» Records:

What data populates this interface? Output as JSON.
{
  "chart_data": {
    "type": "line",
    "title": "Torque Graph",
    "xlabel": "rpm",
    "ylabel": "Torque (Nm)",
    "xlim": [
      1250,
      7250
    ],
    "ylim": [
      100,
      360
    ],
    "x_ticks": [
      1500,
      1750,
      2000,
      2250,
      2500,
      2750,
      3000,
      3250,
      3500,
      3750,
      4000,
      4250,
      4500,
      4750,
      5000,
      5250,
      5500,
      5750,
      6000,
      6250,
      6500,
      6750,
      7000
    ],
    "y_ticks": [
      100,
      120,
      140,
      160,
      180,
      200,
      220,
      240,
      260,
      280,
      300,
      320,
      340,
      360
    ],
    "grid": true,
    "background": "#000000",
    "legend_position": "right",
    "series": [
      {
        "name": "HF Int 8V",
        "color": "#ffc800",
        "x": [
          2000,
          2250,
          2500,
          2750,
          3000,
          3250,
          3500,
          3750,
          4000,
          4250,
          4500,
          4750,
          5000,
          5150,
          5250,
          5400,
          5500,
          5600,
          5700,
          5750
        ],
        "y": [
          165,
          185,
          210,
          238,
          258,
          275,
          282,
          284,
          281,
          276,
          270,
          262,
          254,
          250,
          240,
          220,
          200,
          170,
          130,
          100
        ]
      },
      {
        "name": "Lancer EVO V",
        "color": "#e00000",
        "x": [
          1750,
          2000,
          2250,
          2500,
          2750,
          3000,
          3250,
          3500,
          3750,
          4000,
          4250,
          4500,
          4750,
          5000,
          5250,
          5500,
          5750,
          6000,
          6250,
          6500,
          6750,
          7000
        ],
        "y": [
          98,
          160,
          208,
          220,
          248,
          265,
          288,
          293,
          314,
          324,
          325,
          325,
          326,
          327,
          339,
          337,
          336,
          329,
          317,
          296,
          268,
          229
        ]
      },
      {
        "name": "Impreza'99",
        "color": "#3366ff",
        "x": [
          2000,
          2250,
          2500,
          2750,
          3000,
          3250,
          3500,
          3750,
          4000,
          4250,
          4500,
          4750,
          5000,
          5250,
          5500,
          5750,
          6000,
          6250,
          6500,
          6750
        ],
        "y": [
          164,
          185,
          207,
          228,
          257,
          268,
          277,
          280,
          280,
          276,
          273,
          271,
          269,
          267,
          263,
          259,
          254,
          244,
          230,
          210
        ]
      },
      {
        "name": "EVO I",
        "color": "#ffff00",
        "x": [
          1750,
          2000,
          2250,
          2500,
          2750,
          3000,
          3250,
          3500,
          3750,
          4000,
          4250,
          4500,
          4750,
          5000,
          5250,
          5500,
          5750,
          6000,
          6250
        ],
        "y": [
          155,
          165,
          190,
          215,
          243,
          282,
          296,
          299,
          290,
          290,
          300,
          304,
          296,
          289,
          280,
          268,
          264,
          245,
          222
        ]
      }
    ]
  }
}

» JOB: Reproduce the data in full, exactly as presented.

» TASK ANSWER:
What data populates this interface? Output as JSON.
{
  "chart_data": {
    "type": "line",
    "title": "Torque Graph",
    "xlabel": "rpm",
    "ylabel": "Torque (Nm)",
    "xlim": [
      1250,
      7250
    ],
    "ylim": [
      100,
      360
    ],
    "x_ticks": [
      1500,
      1750,
      2000,
      2250,
      2500,
      2750,
      3000,
      3250,
      3500,
      3750,
      4000,
      4250,
      4500,
      4750,
      5000,
      5250,
      5500,
      5750,
      6000,
      6250,
      6500,
      6750,
      7000
    ],
    "y_ticks": [
      100,
      120,
      140,
      160,
      180,
      200,
      220,
      240,
      260,
      280,
      300,
      320,
      340,
      360
    ],
    "grid": true,
    "background": "#000000",
    "legend_position": "right",
    "series": [
      {
        "name": "HF Int 8V",
        "color": "#ffc800",
        "x": [
          2000,
          2250,
          2500,
          2750,
          3000,
          3250,
          3500,
          3750,
          4000,
          4250,
          4500,
          4750,
          5000,
          5150,
          5250,
          5400,
          5500,
          5600,
          5700,
          5750
        ],
        "y": [
          165,
          185,
          210,
          238,
          258,
          275,
          282,
          284,
          281,
          276,
          270,
          262,
          254,
          250,
          240,
          220,
          200,
          170,
          130,
          100
        ]
      },
      {
        "name": "Lancer EVO V",
        "color": "#e00000",
        "x": [
          1750,
          2000,
          2250,
          2500,
          2750,
          3000,
          3250,
          3500,
          3750,
          4000,
          4250,
          4500,
          4750,
          5000,
          5250,
          5500,
          5750,
          6000,
          6250,
          6500,
          6750,
          7000
        ],
        "y": [
          98,
          160,
          208,
          220,
          248,
          265,
          288,
          293,
          314,
          324,
          325,
          325,
          326,
          327,
          339,
          337,
          336,
          329,
          317,
          296,
          268,
          229
        ]
      },
      {
        "name": "Impreza'99",
        "color": "#3366ff",
        "x": [
          2000,
          2250,
          2500,
          2750,
          3000,
          3250,
          3500,
          3750,
          4000,
          4250,
          4500,
          4750,
          5000,
          5250,
          5500,
          5750,
          6000,
          6250,
          6500,
          6750
        ],
        "y": [
          164,
          185,
          207,
          228,
          257,
          268,
          277,
          280,
          280,
          276,
          273,
          271,
          269,
          267,
          263,
          259,
          254,
          244,
          230,
          210
        ]
      },
      {
        "name": "EVO I",
        "color": "#ffff00",
        "x": [
          1750,
          2000,
          2250,
          2500,
          2750,
          3000,
          3250,
          3500,
          3750,
          4000,
          4250,
          4500,
          4750,
          5000,
          5250,
          5500,
          5750,
          6000,
          6250
        ],
        "y": [
          155,
          165,
          190,
          215,
          243,
          282,
          296,
          299,
          290,
          290,
          300,
          304,
          296,
          289,
          280,
          268,
          264,
          245,
          222
        ]
      }
    ]
  }
}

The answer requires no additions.